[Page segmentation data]
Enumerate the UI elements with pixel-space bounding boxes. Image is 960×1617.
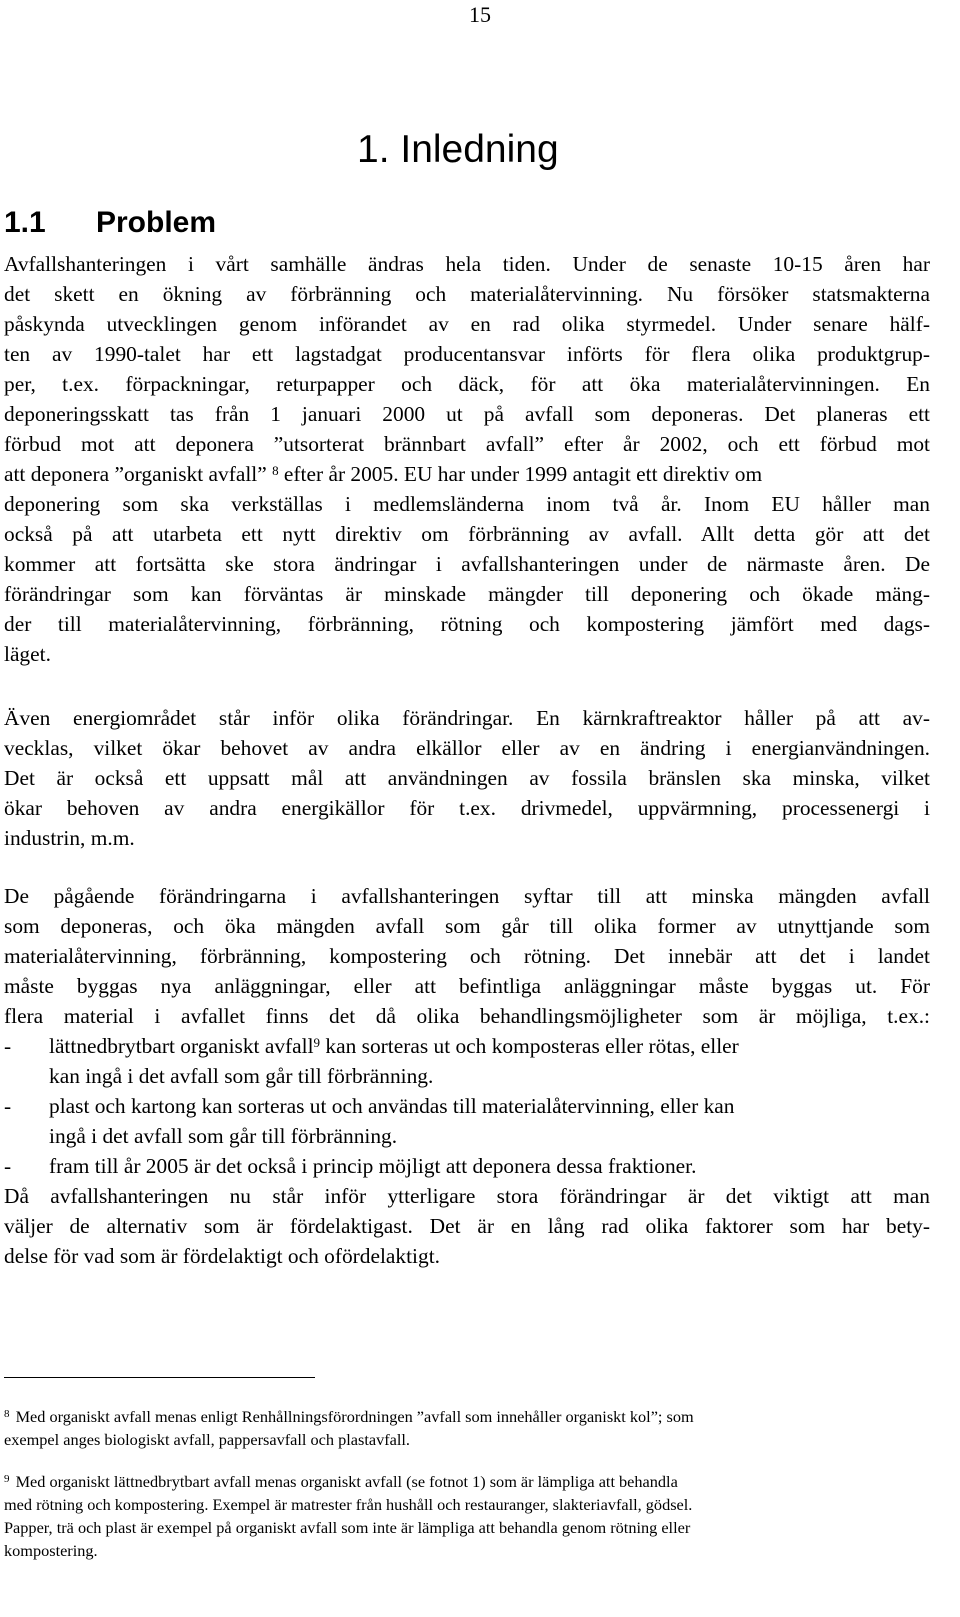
footnote-8 <box>4 1405 930 1451</box>
footnote-number: 8 <box>4 1408 10 1420</box>
list-item <box>4 1031 930 1091</box>
text-line: kompostering. <box>4 1541 98 1560</box>
text-line: ökar behoven av andra energikällor för t.ex. drivmedel, uppvärmning, processenergi i <box>4 796 930 820</box>
paragraph-problem <box>4 249 930 669</box>
text-line <box>49 1031 930 1061</box>
text-segment: Med organiskt lättnedbrytbart avfall menas organiskt avfall (se fotnot 1) som är lämpliga att behandla <box>15 1472 678 1491</box>
text-line: per, t.ex. förpackningar, returpapper och däck, för att öka materialåtervinningen. En <box>4 372 930 396</box>
text-segment: kan sorteras ut och komposteras eller rötas, eller <box>320 1034 739 1058</box>
list-dash: - <box>4 1154 12 1178</box>
text-line: som deponeras, och öka mängden avfall som går till olika former av utnyttjande som <box>4 914 930 938</box>
text-line <box>4 459 930 489</box>
footnote-separator <box>4 1377 315 1378</box>
text-line: materialåtervinning, förbränning, kompostering och rötning. Det innebär att det i landet <box>4 944 930 968</box>
text-line: påskynda utvecklingen genom införandet av en rad olika styrmedel. Under senare hälf- <box>4 312 930 336</box>
text-line: plast och kartong kan sorteras ut och användas till materialåtervinning, eller kan <box>49 1094 735 1118</box>
text-line: kommer att fortsätta ske stora ändringar i avfallshanteringen under de närmaste åren. De <box>4 552 930 576</box>
text-line: De pågående förändringarna i avfallshanteringen syftar till att minska mängden avfall <box>4 884 930 908</box>
text-line: förbud mot att deponera ”utsorterat brännbart avfall” efter år 2002, och ett förbud mot <box>4 432 930 456</box>
list-item <box>4 1151 930 1181</box>
chapter-title: 1. Inledning <box>357 128 559 171</box>
footnote-ref-8[interactable]: 8 <box>272 463 279 478</box>
text-line: Även energiområdet står inför olika förändringar. En kärnkraftreaktor håller på att av- <box>4 706 930 730</box>
footnote-ref-9[interactable]: 9 <box>313 1035 321 1050</box>
text-line: delse för vad som är fördelaktigt och ofördelaktigt. <box>4 1244 440 1268</box>
text-line: läget. <box>4 642 51 666</box>
text-line: kan ingå i det avfall som går till förbränning. <box>49 1064 434 1088</box>
text-segment: Med organiskt avfall menas enligt Renhållningsförordningen ”avfall som innehåller organiskt kol”; som <box>15 1407 694 1426</box>
text-line: med rötning och kompostering. Exempel är matrester från hushåll och restauranger, slakteriavfall, gödsel. <box>4 1495 693 1514</box>
text-line: exempel anges biologiskt avfall, pappersavfall och plastavfall. <box>4 1430 410 1449</box>
text-line: Det är också ett uppsatt mål att användningen av fossila bränslen ska minska, vilket <box>4 766 930 790</box>
text-line: måste byggas nya anläggningar, eller att befintliga anläggningar måste byggas ut. För <box>4 974 930 998</box>
text-line: ingå i det avfall som går till förbränning. <box>49 1124 398 1148</box>
paragraph-changes <box>4 881 930 1271</box>
text-segment: efter år 2005. EU har under 1999 antagit ett direktiv om <box>278 462 763 486</box>
footnote-9 <box>4 1470 930 1562</box>
text-line: Avfallshanteringen i vårt samhälle ändras hela tiden. Under de senaste 10-15 åren har <box>4 252 930 276</box>
text-line: der till materialåtervinning, förbränning, rötning och kompostering jämfört med dags- <box>4 612 930 636</box>
text-line: flera material i avfallet finns det då olika behandlingsmöjligheter som är möjliga, t.ex.: <box>4 1004 930 1028</box>
section-heading <box>4 206 216 240</box>
text-line <box>4 1470 930 1493</box>
text-line: väljer de alternativ som är fördelaktigast. Det är en lång rad olika faktorer som har bety- <box>4 1214 930 1238</box>
text-line: industrin, m.m. <box>4 826 135 850</box>
text-line: deponering som ska verkställas i medlemsländerna inom två år. Inom EU håller man <box>4 492 930 516</box>
list-dash: - <box>4 1034 12 1058</box>
text-line: det skett en ökning av förbränning och materialåtervinning. Nu försöker statsmakterna <box>4 282 930 306</box>
list-item <box>4 1091 930 1151</box>
text-line: Papper, trä och plast är exempel på organiskt avfall som inte är lämpliga att behandla genom rötning eller <box>4 1518 691 1537</box>
page-number: 15 <box>469 2 491 27</box>
text-segment: att deponera ”organiskt avfall” <box>4 462 267 486</box>
list-dash: - <box>4 1094 12 1118</box>
text-line: Då avfallshanteringen nu står inför ytterligare stora förändringar är det viktigt att man <box>4 1184 930 1208</box>
text-line <box>4 1405 930 1428</box>
text-line: förändringar som kan förväntas är minskade mängder till deponering och ökade mäng- <box>4 582 930 606</box>
footnote-number: 9 <box>4 1473 10 1485</box>
section-title: Problem <box>96 206 217 239</box>
text-segment: lättnedbrytbart organiskt avfall <box>49 1034 314 1058</box>
text-line: fram till år 2005 är det också i princip möjligt att deponera dessa fraktioner. <box>49 1154 697 1178</box>
paragraph-energy <box>4 703 930 853</box>
text-line: vecklas, vilket ökar behovet av andra elkällor eller av en ändring i energianvändningen. <box>4 736 930 760</box>
section-number: 1.1 <box>4 206 46 239</box>
text-line: ten av 1990-talet har ett lagstadgat producentansvar införts för flera olika produktgrup- <box>4 342 930 366</box>
text-line: deponeringsskatt tas från 1 januari 2000 ut på avfall som deponeras. Det planeras ett <box>4 402 930 426</box>
text-line: också på att utarbeta ett nytt direktiv om förbränning av avfall. Allt detta gör att det <box>4 522 930 546</box>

ASSIGNED TASK: Reprint all the data above verbatim, excluding pictures.

YOUR RESPONSE:
Enumerate the UI elements with pixel-space bounding boxes. Image is 960×1617.
footnote-8 <box>4 1405 930 1451</box>
footnote-number: 8 <box>4 1408 10 1420</box>
list-item <box>4 1031 930 1091</box>
text-line: kompostering. <box>4 1541 98 1560</box>
text-line: ökar behoven av andra energikällor för t.ex. drivmedel, uppvärmning, processenergi i <box>4 796 930 820</box>
paragraph-problem <box>4 249 930 669</box>
text-line <box>49 1031 930 1061</box>
text-segment: Med organiskt lättnedbrytbart avfall menas organiskt avfall (se fotnot 1) som är lämpliga att behandla <box>15 1472 678 1491</box>
text-line: per, t.ex. förpackningar, returpapper och däck, för att öka materialåtervinningen. En <box>4 372 930 396</box>
text-segment: kan sorteras ut och komposteras eller rötas, eller <box>320 1034 739 1058</box>
list-dash: - <box>4 1154 12 1178</box>
text-line: som deponeras, och öka mängden avfall som går till olika former av utnyttjande som <box>4 914 930 938</box>
text-line <box>4 459 930 489</box>
footnote-separator <box>4 1377 315 1378</box>
text-line: materialåtervinning, förbränning, kompostering och rötning. Det innebär att det i landet <box>4 944 930 968</box>
text-line: påskynda utvecklingen genom införandet av en rad olika styrmedel. Under senare hälf- <box>4 312 930 336</box>
text-line: plast och kartong kan sorteras ut och användas till materialåtervinning, eller kan <box>49 1094 735 1118</box>
text-line: kommer att fortsätta ske stora ändringar i avfallshanteringen under de närmaste åren. De <box>4 552 930 576</box>
text-line: De pågående förändringarna i avfallshanteringen syftar till att minska mängden avfall <box>4 884 930 908</box>
text-line: förbud mot att deponera ”utsorterat brännbart avfall” efter år 2002, och ett förbud mot <box>4 432 930 456</box>
list-item <box>4 1151 930 1181</box>
chapter-title: 1. Inledning <box>357 128 559 171</box>
footnote-ref-8[interactable]: 8 <box>272 463 279 478</box>
text-line: Även energiområdet står inför olika förändringar. En kärnkraftreaktor håller på att av- <box>4 706 930 730</box>
footnote-ref-9[interactable]: 9 <box>313 1035 321 1050</box>
text-line: delse för vad som är fördelaktigt och ofördelaktigt. <box>4 1244 440 1268</box>
text-line: läget. <box>4 642 51 666</box>
text-line: kan ingå i det avfall som går till förbränning. <box>49 1064 434 1088</box>
text-segment: Med organiskt avfall menas enligt Renhållningsförordningen ”avfall som innehåller organiskt kol”; som <box>15 1407 694 1426</box>
text-line: med rötning och kompostering. Exempel är matrester från hushåll och restauranger, slakteriavfall, gödsel. <box>4 1495 693 1514</box>
text-line: exempel anges biologiskt avfall, pappersavfall och plastavfall. <box>4 1430 410 1449</box>
text-line: Det är också ett uppsatt mål att användningen av fossila bränslen ska minska, vilket <box>4 766 930 790</box>
text-line: måste byggas nya anläggningar, eller att befintliga anläggningar måste byggas ut. För <box>4 974 930 998</box>
text-line: ingå i det avfall som går till förbränning. <box>49 1124 398 1148</box>
paragraph-changes <box>4 881 930 1271</box>
text-segment: efter år 2005. EU har under 1999 antagit ett direktiv om <box>278 462 763 486</box>
footnote-9 <box>4 1470 930 1562</box>
text-line: Avfallshanteringen i vårt samhälle ändras hela tiden. Under de senaste 10-15 åren har <box>4 252 930 276</box>
text-line: der till materialåtervinning, förbränning, rötning och kompostering jämfört med dags- <box>4 612 930 636</box>
text-line: flera material i avfallet finns det då olika behandlingsmöjligheter som är möjliga, t.ex.: <box>4 1004 930 1028</box>
section-heading <box>4 206 216 240</box>
text-line <box>4 1470 930 1493</box>
text-line: väljer de alternativ som är fördelaktigast. Det är en lång rad olika faktorer som har bety- <box>4 1214 930 1238</box>
text-line: industrin, m.m. <box>4 826 135 850</box>
text-line: deponering som ska verkställas i medlemsländerna inom två år. Inom EU håller man <box>4 492 930 516</box>
list-dash: - <box>4 1034 12 1058</box>
text-line: det skett en ökning av förbränning och materialåtervinning. Nu försöker statsmakterna <box>4 282 930 306</box>
list-item <box>4 1091 930 1151</box>
text-line: Papper, trä och plast är exempel på organiskt avfall som inte är lämpliga att behandla genom rötning eller <box>4 1518 691 1537</box>
page-number: 15 <box>469 2 491 27</box>
text-segment: att deponera ”organiskt avfall” <box>4 462 267 486</box>
list-dash: - <box>4 1094 12 1118</box>
text-line: Då avfallshanteringen nu står inför ytterligare stora förändringar är det viktigt att man <box>4 1184 930 1208</box>
text-line <box>4 1405 930 1428</box>
text-line: förändringar som kan förväntas är minskade mängder till deponering och ökade mäng- <box>4 582 930 606</box>
footnote-number: 9 <box>4 1473 10 1485</box>
section-title: Problem <box>96 206 217 239</box>
text-segment: lättnedbrytbart organiskt avfall <box>49 1034 314 1058</box>
text-line: fram till år 2005 är det också i princip möjligt att deponera dessa fraktioner. <box>49 1154 697 1178</box>
paragraph-energy <box>4 703 930 853</box>
text-line: vecklas, vilket ökar behovet av andra elkällor eller av en ändring i energianvändningen. <box>4 736 930 760</box>
section-number: 1.1 <box>4 206 46 239</box>
text-line: ten av 1990-talet har ett lagstadgat producentansvar införts för flera olika produktgrup- <box>4 342 930 366</box>
text-line: deponeringsskatt tas från 1 januari 2000 ut på avfall som deponeras. Det planeras ett <box>4 402 930 426</box>
text-line: också på att utarbeta ett nytt direktiv om förbränning av avfall. Allt detta gör att det <box>4 522 930 546</box>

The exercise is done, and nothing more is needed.